Task objective:
Filter the entries and keep only the lines where the string "document" appears.

Source material:
>> Begin

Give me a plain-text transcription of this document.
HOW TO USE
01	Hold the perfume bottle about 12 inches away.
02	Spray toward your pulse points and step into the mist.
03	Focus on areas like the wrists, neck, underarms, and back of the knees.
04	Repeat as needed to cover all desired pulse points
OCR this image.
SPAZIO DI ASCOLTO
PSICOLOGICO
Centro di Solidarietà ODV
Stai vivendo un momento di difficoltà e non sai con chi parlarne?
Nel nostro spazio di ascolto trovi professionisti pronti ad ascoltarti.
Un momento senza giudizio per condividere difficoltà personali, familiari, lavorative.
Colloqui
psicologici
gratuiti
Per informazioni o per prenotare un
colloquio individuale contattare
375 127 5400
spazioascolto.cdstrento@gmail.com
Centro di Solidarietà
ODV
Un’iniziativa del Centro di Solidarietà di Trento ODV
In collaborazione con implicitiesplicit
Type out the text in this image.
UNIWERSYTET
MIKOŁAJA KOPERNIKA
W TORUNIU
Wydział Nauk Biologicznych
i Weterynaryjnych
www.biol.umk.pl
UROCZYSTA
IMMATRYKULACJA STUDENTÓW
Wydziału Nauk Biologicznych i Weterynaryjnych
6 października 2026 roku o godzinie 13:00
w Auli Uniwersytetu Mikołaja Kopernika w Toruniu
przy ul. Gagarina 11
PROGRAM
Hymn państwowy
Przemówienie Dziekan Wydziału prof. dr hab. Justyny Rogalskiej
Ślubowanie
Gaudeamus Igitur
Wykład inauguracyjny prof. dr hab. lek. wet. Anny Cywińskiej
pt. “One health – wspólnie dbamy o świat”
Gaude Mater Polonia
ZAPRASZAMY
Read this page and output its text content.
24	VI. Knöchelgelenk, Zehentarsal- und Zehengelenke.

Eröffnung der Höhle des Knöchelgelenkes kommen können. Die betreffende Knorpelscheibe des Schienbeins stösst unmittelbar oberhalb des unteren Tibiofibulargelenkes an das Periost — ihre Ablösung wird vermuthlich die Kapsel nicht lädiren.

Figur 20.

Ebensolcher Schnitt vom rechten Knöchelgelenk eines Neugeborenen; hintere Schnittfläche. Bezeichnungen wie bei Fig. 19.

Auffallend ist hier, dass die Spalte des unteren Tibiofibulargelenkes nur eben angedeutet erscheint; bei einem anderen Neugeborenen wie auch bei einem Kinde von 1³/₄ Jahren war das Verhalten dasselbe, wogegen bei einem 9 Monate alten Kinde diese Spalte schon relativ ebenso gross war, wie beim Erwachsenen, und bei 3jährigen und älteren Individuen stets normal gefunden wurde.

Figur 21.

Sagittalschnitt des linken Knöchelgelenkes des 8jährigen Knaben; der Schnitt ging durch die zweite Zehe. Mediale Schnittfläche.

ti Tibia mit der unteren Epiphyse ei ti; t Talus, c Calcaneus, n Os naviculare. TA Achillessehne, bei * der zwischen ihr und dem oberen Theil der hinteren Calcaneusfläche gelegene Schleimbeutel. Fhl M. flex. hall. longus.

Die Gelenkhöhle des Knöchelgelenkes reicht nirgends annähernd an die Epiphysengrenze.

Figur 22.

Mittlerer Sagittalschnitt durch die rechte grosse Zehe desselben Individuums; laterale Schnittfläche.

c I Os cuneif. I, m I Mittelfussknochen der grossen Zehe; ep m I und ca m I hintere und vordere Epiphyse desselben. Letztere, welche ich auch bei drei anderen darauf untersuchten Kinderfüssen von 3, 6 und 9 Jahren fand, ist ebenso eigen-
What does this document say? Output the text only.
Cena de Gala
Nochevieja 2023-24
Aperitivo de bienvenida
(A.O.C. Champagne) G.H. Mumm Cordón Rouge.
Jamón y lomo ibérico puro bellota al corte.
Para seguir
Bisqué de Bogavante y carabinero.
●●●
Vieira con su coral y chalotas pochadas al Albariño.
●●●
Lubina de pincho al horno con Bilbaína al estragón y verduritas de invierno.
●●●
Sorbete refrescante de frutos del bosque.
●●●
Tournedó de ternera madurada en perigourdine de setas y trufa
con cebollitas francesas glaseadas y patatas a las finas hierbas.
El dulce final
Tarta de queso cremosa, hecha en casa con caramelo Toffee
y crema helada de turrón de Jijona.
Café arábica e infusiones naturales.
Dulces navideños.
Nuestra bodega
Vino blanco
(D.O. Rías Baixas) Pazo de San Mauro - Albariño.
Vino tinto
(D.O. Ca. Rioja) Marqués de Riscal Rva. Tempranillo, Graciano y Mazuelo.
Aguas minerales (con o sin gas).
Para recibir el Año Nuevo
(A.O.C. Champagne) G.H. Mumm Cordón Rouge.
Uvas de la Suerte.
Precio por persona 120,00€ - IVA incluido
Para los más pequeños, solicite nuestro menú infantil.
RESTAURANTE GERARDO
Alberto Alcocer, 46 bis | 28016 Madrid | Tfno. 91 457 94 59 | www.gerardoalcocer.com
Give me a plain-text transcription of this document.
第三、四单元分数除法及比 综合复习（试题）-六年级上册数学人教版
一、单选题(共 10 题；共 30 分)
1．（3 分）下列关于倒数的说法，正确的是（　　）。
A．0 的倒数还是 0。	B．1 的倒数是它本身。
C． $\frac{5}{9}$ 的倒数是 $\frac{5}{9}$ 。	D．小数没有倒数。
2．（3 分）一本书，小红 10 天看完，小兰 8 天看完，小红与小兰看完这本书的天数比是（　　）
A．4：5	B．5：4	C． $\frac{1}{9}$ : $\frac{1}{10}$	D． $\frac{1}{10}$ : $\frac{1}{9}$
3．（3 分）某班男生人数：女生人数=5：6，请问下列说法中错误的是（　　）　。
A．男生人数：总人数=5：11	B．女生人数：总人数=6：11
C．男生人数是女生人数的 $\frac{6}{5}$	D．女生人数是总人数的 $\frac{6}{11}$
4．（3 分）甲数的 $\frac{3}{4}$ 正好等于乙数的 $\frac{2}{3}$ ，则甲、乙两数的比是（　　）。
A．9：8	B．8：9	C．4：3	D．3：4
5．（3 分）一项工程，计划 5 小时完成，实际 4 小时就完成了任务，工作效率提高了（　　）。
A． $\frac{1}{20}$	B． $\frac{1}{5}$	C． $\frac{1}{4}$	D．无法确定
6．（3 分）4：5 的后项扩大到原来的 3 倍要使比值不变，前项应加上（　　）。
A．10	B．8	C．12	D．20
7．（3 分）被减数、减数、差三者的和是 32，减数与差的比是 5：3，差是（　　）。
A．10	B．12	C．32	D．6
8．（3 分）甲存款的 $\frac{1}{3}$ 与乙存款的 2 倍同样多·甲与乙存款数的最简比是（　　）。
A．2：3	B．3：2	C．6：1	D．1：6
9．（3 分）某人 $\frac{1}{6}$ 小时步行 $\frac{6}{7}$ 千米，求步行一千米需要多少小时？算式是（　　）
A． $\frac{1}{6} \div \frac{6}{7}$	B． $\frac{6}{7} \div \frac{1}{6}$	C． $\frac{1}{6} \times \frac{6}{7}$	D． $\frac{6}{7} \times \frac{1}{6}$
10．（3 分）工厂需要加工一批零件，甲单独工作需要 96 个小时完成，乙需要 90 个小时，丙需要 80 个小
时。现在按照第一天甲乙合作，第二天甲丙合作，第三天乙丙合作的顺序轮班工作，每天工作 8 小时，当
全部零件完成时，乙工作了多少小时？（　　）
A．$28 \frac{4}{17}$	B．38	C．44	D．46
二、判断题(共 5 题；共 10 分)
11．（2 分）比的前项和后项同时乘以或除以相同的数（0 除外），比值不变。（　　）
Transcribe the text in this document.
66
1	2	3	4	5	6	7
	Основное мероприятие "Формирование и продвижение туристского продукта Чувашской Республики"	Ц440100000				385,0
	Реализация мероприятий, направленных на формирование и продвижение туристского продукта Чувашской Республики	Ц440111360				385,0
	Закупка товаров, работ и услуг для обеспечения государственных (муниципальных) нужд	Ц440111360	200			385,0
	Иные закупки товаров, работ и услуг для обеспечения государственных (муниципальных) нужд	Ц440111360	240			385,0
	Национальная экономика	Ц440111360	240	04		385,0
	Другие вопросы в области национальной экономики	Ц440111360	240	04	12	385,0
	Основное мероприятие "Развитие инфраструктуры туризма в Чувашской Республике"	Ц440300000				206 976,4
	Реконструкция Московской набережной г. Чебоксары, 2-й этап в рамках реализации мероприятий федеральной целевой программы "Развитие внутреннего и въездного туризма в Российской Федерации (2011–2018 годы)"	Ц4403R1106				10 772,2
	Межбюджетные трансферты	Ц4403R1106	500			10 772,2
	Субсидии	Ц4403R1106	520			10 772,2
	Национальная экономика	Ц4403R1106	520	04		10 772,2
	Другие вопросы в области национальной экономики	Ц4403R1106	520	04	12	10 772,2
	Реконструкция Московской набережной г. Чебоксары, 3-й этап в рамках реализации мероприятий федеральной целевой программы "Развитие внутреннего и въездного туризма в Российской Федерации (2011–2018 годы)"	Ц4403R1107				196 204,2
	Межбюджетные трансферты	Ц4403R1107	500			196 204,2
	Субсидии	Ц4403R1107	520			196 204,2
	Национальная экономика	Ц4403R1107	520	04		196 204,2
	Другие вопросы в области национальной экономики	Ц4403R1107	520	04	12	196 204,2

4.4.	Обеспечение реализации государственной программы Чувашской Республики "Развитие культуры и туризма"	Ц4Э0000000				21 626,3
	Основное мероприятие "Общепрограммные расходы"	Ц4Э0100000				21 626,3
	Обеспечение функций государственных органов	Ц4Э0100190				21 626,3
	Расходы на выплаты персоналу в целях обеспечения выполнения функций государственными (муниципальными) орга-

>> End

Solved problem:
Give me a plain-text transcription of this document.
What does this document say? Output the text only.
Give me a plain-text transcription of this document.
Transcribe the text in this document.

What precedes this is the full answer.